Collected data
Start

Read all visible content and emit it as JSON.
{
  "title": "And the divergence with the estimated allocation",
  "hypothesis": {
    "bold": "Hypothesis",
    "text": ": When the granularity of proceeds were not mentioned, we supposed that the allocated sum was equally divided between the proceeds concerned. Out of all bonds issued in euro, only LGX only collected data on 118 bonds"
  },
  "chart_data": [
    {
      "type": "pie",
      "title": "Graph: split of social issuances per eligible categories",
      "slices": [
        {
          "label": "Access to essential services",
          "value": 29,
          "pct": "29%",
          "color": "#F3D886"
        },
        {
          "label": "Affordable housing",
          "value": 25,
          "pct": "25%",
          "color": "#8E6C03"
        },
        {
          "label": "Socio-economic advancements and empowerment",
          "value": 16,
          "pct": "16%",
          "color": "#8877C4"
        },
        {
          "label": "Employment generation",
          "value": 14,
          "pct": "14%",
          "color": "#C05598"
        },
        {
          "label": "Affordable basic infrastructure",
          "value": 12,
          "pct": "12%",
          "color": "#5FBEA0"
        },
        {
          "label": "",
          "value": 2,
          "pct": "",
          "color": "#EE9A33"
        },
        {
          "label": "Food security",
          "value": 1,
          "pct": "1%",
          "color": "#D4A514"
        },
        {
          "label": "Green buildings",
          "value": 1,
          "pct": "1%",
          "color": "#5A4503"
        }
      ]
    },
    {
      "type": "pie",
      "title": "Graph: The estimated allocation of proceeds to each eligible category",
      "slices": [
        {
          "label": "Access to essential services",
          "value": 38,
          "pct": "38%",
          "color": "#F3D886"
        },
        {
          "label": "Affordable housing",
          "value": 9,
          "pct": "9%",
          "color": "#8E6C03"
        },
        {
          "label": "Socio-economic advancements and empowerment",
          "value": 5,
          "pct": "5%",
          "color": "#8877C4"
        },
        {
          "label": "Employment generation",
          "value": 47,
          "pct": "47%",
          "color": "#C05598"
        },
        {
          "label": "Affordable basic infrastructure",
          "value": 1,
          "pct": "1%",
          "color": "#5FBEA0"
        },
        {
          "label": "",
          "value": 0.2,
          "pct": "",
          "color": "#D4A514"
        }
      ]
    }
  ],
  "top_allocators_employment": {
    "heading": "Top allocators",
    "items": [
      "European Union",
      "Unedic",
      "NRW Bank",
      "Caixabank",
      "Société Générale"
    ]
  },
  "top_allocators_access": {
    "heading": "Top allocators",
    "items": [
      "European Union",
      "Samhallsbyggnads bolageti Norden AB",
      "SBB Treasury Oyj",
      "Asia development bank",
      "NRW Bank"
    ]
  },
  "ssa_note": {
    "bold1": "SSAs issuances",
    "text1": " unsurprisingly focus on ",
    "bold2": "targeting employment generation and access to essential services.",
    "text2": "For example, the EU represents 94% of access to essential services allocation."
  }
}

End

Take the entries and copy them out exactly.

**Exercise output:**
Read all visible content and emit it as JSON.
{
  "title": "And the divergence with the estimated allocation",
  "hypothesis": {
    "bold": "Hypothesis",
    "text": ": When the granularity of proceeds were not mentioned, we supposed that the allocated sum was equally divided between the proceeds concerned. Out of all bonds issued in euro, only LGX only collected data on 118 bonds"
  },
  "chart_data": [
    {
      "type": "pie",
      "title": "Graph: split of social issuances per eligible categories",
      "slices": [
        {
          "label": "Access to essential services",
          "value": 29,
          "pct": "29%",
          "color": "#F3D886"
        },
        {
          "label": "Affordable housing",
          "value": 25,
          "pct": "25%",
          "color": "#8E6C03"
        },
        {
          "label": "Socio-economic advancements and empowerment",
          "value": 16,
          "pct": "16%",
          "color": "#8877C4"
        },
        {
          "label": "Employment generation",
          "value": 14,
          "pct": "14%",
          "color": "#C05598"
        },
        {
          "label": "Affordable basic infrastructure",
          "value": 12,
          "pct": "12%",
          "color": "#5FBEA0"
        },
        {
          "label": "",
          "value": 2,
          "pct": "",
          "color": "#EE9A33"
        },
        {
          "label": "Food security",
          "value": 1,
          "pct": "1%",
          "color": "#D4A514"
        },
        {
          "label": "Green buildings",
          "value": 1,
          "pct": "1%",
          "color": "#5A4503"
        }
      ]
    },
    {
      "type": "pie",
      "title": "Graph: The estimated allocation of proceeds to each eligible category",
      "slices": [
        {
          "label": "Access to essential services",
          "value": 38,
          "pct": "38%",
          "color": "#F3D886"
        },
        {
          "label": "Affordable housing",
          "value": 9,
          "pct": "9%",
          "color": "#8E6C03"
        },
        {
          "label": "Socio-economic advancements and empowerment",
          "value": 5,
          "pct": "5%",
          "color": "#8877C4"
        },
        {
          "label": "Employment generation",
          "value": 47,
          "pct": "47%",
          "color": "#C05598"
        },
        {
          "label": "Affordable basic infrastructure",
          "value": 1,
          "pct": "1%",
          "color": "#5FBEA0"
        },
        {
          "label": "",
          "value": 0.2,
          "pct": "",
          "color": "#D4A514"
        }
      ]
    }
  ],
  "top_allocators_employment": {
    "heading": "Top allocators",
    "items": [
      "European Union",
      "Unedic",
      "NRW Bank",
      "Caixabank",
      "Société Générale"
    ]
  },
  "top_allocators_access": {
    "heading": "Top allocators",
    "items": [
      "European Union",
      "Samhallsbyggnads bolageti Norden AB",
      "SBB Treasury Oyj",
      "Asia development bank",
      "NRW Bank"
    ]
  },
  "ssa_note": {
    "bold1": "SSAs issuances",
    "text1": " unsurprisingly focus on ",
    "bold2": "targeting employment generation and access to essential services.",
    "text2": "For example, the EU represents 94% of access to essential services allocation."
  }
}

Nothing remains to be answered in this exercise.